Given exercise:
Locate the lines where "screenshot" occurs and copy them as they stand.

BEGIN Information provided

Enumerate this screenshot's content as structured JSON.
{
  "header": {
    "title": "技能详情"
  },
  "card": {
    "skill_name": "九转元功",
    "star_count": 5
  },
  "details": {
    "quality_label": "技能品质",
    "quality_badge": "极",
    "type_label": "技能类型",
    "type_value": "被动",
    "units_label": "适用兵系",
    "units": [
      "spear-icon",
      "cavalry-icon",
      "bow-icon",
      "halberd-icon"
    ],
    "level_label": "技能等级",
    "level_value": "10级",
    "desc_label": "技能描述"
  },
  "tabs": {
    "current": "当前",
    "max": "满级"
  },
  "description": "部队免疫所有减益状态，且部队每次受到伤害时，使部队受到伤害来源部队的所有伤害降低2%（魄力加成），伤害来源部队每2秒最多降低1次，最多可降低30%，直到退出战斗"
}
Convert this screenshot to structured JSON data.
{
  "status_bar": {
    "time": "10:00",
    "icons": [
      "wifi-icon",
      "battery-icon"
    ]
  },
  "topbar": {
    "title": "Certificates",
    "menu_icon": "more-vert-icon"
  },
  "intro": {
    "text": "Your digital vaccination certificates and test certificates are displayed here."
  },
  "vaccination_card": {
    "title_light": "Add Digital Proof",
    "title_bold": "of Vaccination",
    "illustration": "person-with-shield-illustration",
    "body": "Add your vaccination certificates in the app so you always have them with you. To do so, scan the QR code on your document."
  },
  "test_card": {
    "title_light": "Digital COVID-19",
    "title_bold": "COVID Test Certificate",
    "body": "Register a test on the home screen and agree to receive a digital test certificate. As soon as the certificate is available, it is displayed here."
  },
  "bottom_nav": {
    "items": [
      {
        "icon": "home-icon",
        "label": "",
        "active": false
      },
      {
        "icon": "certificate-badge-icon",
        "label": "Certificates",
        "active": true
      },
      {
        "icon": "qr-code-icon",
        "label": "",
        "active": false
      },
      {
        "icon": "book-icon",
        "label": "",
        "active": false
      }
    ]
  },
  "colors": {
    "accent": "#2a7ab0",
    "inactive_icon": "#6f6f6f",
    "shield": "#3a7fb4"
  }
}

END Information provided

The reply:
Enumerate this screenshot's content as structured JSON.
Convert this screenshot to structured JSON data.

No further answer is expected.